Your instructions >> Where a line contains the word "type", copy that line in full.

Entries shown >>
╭──
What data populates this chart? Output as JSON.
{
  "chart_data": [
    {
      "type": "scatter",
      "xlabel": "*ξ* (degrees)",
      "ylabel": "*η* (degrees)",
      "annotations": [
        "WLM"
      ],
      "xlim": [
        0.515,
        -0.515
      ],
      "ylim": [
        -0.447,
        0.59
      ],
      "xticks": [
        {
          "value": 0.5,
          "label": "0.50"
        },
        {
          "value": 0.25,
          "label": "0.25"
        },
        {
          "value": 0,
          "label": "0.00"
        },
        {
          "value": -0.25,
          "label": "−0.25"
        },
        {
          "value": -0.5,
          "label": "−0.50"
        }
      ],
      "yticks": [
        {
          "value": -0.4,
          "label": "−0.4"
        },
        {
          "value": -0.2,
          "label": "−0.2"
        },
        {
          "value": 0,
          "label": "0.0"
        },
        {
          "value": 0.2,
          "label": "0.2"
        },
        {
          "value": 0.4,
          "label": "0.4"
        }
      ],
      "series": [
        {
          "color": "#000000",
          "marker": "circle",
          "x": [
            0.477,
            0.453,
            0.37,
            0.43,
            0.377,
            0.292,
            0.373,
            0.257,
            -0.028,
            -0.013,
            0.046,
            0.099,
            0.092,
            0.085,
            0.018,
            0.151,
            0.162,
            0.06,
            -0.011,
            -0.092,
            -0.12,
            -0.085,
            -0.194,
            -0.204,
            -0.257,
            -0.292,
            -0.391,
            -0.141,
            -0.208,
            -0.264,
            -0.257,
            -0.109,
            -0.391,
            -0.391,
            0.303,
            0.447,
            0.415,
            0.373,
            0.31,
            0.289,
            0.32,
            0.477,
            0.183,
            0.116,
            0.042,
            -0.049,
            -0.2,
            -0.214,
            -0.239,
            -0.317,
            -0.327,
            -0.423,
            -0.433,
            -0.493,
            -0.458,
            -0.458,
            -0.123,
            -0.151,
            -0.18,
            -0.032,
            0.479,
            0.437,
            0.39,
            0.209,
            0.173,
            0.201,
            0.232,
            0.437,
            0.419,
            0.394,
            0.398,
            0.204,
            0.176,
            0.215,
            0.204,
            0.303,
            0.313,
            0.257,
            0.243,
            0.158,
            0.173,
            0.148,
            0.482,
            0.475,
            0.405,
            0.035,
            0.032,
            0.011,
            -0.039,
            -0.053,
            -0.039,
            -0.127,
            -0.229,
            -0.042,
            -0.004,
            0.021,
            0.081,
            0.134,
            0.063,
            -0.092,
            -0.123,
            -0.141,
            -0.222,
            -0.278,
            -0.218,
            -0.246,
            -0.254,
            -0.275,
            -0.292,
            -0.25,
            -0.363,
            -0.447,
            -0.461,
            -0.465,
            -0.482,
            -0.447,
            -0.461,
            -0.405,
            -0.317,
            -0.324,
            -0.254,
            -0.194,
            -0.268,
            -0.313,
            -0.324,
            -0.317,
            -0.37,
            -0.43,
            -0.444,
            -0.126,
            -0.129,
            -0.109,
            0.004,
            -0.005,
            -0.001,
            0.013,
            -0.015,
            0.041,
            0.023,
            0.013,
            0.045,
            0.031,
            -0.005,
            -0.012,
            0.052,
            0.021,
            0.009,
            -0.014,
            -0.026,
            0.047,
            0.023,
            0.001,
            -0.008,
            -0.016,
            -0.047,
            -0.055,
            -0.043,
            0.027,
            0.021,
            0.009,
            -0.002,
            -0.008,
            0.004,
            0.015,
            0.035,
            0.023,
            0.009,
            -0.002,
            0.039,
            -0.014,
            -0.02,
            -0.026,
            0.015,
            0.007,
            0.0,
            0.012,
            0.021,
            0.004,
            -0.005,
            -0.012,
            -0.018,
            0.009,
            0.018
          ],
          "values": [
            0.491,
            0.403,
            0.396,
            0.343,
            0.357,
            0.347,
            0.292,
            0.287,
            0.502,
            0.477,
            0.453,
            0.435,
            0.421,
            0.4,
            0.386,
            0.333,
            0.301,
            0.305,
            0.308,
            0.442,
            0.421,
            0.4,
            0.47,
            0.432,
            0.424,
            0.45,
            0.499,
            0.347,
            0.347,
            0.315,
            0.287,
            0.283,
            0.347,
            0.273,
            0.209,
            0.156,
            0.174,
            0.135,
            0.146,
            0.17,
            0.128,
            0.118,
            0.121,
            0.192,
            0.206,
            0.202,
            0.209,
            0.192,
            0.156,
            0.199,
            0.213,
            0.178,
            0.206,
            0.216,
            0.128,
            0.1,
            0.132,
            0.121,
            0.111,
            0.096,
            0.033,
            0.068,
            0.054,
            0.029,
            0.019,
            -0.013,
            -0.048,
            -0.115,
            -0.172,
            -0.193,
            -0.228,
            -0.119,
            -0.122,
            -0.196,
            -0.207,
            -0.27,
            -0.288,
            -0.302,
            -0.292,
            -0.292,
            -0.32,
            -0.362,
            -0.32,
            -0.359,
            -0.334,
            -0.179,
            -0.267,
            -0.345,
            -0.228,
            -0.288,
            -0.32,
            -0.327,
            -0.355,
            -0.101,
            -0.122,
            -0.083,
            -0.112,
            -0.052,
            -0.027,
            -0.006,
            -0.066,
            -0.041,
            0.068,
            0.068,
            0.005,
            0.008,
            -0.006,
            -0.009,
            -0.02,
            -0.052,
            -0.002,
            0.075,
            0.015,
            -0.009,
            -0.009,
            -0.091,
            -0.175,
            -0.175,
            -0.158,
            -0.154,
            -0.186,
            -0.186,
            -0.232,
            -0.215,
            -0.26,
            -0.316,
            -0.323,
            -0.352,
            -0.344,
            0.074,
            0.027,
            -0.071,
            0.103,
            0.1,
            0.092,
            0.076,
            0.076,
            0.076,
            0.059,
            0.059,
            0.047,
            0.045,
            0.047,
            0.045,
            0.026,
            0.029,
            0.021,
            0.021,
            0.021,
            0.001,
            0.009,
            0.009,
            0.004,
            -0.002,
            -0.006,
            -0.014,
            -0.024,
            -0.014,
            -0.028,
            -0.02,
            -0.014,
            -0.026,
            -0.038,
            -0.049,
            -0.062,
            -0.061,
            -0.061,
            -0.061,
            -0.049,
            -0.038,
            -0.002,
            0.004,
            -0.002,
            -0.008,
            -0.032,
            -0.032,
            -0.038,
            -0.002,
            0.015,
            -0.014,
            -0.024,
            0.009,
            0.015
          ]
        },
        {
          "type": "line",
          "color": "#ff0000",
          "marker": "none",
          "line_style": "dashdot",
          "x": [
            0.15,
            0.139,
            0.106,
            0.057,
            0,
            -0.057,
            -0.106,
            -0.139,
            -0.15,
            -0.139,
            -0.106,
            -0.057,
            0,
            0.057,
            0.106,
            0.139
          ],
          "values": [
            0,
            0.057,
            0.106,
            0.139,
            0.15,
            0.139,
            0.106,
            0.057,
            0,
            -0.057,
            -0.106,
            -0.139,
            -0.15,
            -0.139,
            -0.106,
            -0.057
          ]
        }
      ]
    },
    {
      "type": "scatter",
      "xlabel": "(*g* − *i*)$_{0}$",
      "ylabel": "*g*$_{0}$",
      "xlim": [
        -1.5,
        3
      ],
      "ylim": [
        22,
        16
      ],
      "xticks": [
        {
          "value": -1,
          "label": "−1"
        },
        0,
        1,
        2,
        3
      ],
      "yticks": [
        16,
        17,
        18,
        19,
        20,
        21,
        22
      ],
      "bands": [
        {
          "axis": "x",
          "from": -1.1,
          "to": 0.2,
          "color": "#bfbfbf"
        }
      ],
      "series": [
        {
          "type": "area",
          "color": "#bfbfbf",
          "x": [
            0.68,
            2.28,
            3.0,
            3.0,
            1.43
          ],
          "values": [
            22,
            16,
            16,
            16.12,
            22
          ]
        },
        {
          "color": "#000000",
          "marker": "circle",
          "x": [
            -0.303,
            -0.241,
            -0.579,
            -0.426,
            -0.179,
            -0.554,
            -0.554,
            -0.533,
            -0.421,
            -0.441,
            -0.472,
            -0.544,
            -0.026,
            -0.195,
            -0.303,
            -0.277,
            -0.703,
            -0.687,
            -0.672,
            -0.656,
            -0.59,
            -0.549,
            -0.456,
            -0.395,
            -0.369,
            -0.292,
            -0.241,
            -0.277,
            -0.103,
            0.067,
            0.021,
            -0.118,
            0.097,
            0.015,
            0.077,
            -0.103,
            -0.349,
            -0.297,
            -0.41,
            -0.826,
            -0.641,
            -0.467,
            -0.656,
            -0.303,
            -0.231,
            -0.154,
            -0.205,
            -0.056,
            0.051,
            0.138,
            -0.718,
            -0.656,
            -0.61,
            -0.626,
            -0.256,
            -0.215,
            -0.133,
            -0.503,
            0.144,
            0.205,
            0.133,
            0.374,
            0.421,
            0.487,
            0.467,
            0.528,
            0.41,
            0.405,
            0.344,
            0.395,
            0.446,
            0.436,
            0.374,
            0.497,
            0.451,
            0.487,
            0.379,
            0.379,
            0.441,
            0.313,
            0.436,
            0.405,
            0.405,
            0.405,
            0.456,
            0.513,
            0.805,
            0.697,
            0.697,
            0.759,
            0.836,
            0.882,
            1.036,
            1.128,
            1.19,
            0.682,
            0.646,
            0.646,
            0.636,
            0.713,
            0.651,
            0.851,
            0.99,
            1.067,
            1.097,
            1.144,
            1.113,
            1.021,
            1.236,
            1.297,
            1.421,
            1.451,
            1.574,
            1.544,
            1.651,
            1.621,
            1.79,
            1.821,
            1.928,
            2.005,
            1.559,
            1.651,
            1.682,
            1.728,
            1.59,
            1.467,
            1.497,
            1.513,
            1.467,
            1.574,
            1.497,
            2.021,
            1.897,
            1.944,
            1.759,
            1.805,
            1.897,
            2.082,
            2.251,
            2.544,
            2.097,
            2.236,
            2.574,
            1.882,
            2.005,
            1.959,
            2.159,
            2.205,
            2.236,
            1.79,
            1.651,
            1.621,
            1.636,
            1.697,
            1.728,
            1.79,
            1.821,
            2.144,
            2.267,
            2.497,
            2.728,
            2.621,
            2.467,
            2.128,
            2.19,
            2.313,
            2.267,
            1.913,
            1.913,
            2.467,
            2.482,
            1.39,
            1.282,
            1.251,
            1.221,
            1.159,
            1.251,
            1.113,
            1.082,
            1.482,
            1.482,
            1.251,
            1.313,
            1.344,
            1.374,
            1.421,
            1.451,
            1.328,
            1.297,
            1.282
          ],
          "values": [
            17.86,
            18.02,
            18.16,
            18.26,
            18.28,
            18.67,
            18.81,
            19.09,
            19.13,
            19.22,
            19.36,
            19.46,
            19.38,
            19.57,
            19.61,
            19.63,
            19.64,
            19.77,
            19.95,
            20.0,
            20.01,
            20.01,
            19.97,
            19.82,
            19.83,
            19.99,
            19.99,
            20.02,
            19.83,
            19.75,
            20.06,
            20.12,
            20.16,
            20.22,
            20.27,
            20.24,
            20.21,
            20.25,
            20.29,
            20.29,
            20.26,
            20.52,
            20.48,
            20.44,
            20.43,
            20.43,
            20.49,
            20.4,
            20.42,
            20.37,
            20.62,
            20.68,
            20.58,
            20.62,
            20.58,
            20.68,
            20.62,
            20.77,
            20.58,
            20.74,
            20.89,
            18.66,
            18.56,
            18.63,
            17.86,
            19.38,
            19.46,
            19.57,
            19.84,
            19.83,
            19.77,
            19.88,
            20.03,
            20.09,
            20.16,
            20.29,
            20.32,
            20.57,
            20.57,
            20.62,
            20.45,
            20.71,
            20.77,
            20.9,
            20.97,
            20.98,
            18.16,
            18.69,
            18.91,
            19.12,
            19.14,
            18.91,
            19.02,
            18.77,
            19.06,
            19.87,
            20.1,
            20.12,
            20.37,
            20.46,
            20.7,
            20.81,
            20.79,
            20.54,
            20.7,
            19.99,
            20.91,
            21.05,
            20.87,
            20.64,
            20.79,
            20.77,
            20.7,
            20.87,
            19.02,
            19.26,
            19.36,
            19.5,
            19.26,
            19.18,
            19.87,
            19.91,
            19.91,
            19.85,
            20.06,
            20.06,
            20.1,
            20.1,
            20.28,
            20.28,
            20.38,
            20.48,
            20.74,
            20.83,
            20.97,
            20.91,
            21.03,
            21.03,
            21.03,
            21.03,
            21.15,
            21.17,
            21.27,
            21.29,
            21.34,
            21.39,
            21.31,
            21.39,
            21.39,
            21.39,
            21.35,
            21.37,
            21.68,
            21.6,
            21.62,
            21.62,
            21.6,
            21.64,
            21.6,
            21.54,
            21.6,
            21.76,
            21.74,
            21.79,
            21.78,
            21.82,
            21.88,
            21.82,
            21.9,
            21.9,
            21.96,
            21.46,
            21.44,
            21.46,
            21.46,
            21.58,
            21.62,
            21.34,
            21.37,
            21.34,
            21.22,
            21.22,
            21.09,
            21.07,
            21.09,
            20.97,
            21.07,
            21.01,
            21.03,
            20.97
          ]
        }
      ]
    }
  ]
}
╰──
The solution >>
      "type": "scatter",
          "type": "line",
      "type": "scatter",
          "type": "area",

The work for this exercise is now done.